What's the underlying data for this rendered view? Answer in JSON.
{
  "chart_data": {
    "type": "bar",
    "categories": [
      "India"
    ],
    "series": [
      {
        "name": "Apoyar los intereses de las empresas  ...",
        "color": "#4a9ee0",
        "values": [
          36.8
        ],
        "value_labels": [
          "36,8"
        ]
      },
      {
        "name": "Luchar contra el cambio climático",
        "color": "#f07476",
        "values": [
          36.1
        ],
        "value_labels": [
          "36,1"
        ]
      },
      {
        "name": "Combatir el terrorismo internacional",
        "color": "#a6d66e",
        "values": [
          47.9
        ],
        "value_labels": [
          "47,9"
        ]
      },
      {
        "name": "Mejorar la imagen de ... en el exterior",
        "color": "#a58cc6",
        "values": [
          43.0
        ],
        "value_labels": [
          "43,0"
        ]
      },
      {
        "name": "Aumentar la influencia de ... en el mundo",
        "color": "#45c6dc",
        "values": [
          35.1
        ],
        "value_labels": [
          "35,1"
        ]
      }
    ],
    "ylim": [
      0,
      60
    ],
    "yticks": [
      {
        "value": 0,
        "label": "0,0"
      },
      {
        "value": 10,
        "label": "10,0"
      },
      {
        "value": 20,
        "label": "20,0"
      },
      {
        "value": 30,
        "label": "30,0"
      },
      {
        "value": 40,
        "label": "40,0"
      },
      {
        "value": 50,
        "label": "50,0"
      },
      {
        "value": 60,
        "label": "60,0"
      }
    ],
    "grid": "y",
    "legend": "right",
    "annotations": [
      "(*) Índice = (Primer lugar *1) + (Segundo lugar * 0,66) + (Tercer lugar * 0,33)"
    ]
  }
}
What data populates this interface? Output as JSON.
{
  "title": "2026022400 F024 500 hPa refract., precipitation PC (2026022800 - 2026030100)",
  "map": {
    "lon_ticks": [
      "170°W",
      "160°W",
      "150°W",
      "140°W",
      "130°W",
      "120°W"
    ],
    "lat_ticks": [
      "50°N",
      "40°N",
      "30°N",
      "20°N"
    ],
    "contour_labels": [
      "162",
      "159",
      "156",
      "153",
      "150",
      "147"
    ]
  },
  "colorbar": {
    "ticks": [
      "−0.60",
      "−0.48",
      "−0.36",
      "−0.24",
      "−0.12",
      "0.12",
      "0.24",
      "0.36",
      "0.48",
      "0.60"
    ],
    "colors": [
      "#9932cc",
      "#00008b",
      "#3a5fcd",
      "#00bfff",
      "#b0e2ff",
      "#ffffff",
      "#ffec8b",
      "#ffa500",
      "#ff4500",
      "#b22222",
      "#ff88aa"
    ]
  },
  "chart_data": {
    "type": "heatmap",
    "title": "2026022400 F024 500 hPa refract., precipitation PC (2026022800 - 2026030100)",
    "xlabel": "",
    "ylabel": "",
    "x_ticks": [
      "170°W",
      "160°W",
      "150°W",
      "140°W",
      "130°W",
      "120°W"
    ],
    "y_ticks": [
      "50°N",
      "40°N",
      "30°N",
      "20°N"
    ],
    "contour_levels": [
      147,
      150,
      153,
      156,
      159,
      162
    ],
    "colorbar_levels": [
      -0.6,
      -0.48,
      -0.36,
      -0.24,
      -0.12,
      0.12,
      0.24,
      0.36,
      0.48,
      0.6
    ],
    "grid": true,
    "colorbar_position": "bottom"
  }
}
────
* _Work to do_: Go through the records. Copy each line where "precipitation" appears.

* _Output_:
  "title": "2026022400 F024 500 hPa refract., precipitation PC (2026022800 - 2026030100)",
    "title": "2026022400 F024 500 hPa refract., precipitation PC (2026022800 - 2026030100)",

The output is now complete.